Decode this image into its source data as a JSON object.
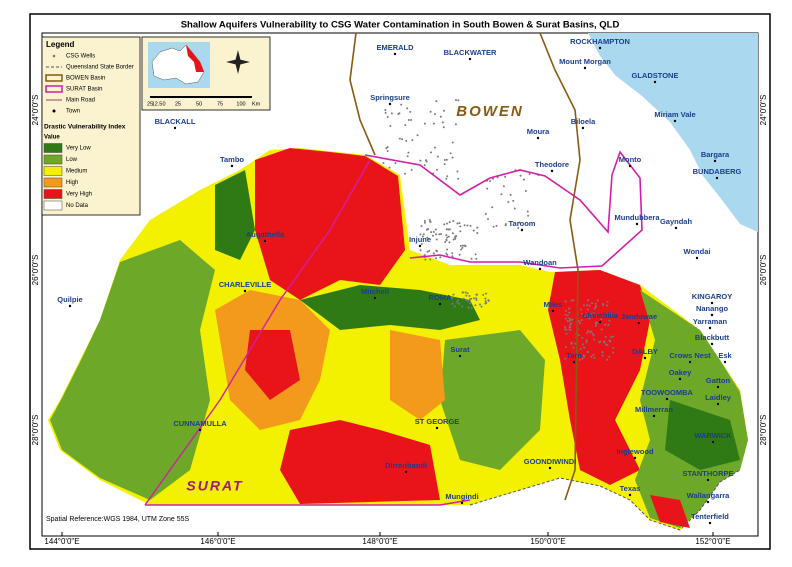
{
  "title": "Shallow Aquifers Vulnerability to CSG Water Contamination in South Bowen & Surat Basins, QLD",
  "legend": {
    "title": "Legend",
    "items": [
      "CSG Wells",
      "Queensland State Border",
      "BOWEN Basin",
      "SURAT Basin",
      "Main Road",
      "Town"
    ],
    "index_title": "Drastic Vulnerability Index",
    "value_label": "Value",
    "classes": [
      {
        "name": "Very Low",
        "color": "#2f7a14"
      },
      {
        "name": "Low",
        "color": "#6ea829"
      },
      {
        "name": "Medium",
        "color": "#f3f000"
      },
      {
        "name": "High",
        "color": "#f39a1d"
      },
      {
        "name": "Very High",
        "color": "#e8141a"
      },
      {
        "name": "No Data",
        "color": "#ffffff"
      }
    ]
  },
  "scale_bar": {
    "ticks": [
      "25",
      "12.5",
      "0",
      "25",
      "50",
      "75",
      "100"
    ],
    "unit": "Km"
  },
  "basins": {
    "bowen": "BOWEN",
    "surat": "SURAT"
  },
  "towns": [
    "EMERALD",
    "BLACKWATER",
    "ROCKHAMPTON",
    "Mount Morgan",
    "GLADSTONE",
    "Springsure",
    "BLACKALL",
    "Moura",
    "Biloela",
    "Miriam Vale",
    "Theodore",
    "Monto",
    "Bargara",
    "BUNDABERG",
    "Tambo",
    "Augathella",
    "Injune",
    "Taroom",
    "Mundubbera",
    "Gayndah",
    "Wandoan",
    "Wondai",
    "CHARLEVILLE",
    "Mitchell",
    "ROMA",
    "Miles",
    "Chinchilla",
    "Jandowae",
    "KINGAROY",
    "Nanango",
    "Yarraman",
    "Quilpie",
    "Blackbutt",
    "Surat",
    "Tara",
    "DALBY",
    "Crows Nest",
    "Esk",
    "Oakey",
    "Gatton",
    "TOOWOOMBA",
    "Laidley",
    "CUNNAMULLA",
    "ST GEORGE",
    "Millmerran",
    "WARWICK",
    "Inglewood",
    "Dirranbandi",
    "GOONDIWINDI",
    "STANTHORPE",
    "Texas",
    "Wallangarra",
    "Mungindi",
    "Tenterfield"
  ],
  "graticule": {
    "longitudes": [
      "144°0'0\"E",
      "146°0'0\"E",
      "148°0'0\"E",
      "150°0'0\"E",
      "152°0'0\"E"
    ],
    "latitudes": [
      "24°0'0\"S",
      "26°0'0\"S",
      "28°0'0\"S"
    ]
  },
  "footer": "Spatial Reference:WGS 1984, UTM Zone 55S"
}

────────────────────────────────────────

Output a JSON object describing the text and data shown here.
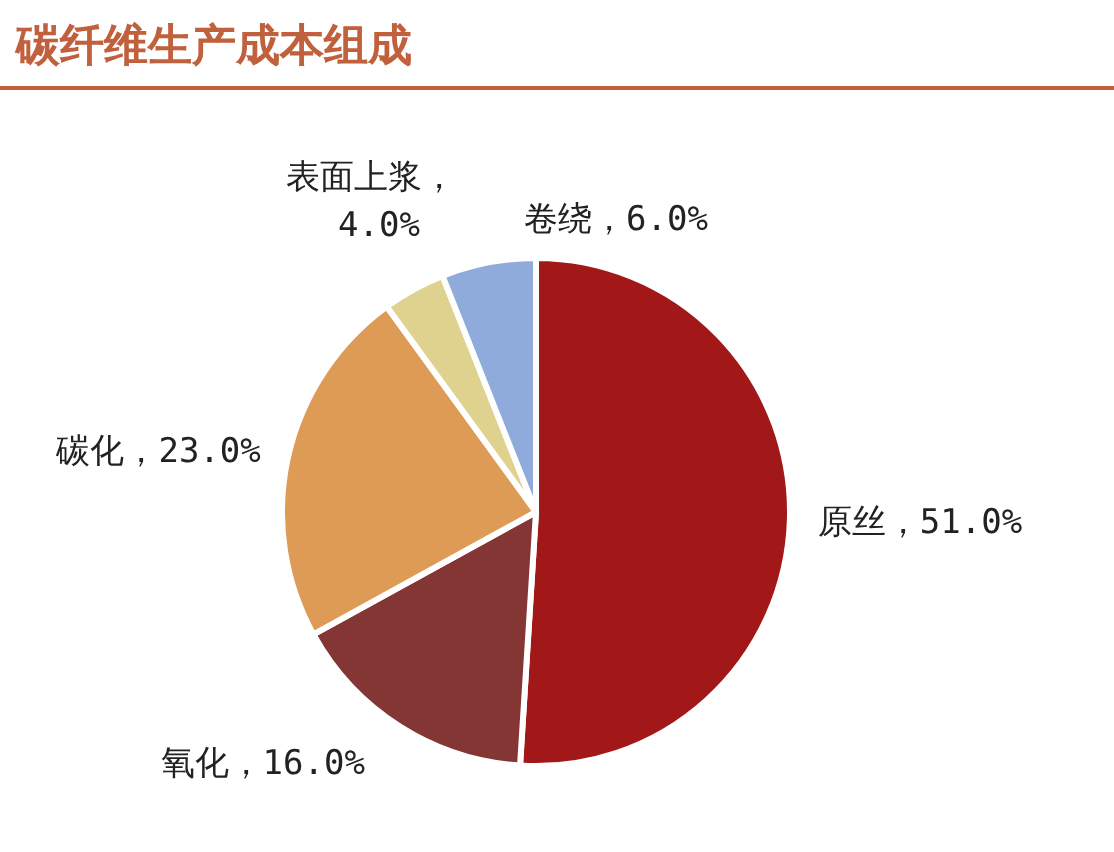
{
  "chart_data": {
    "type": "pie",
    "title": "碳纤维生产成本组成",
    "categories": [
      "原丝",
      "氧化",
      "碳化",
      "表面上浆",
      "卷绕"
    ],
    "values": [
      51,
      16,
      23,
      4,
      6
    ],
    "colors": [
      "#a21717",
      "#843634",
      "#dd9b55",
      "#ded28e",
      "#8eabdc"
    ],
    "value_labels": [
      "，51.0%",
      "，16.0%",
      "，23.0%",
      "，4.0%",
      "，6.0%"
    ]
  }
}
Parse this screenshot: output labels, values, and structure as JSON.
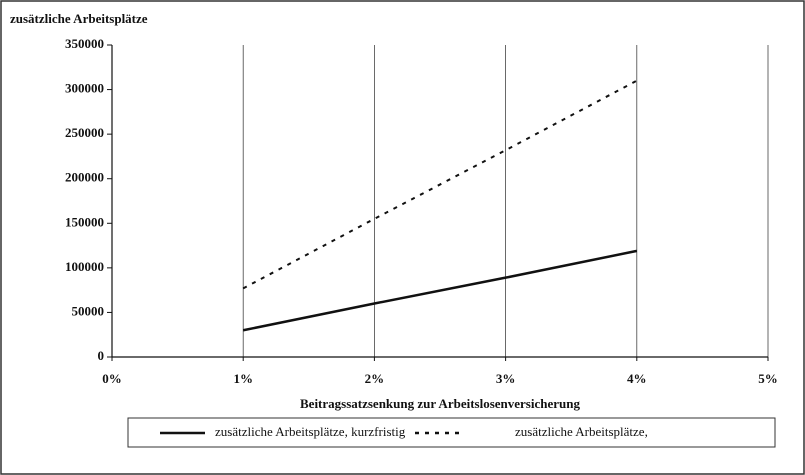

────────────────────────────────────────

AIM
Go up to the line with "Output a JSON" and retype exactly from there through the line with "Parse this screenshot: output". Leave out pictures.

SOLUTION TO THIS TASK
Output a JSON object describing the text and data shown here.
{
  "chart_data": {
    "type": "pie",
    "title": "碳纤维生产成本组成",
    "categories": [
      "原丝",
      "氧化",
      "碳化",
      "表面上浆",
      "卷绕"
    ],
    "values": [
      51,
      16,
      23,
      4,
      6
    ],
    "colors": [
      "#a21717",
      "#843634",
      "#dd9b55",
      "#ded28e",
      "#8eabdc"
    ],
    "value_labels": [
      "，51.0%",
      "，16.0%",
      "，23.0%",
      "，4.0%",
      "，6.0%"
    ]
  }
}
Parse this screenshot: output labels, values, and structure as JSON.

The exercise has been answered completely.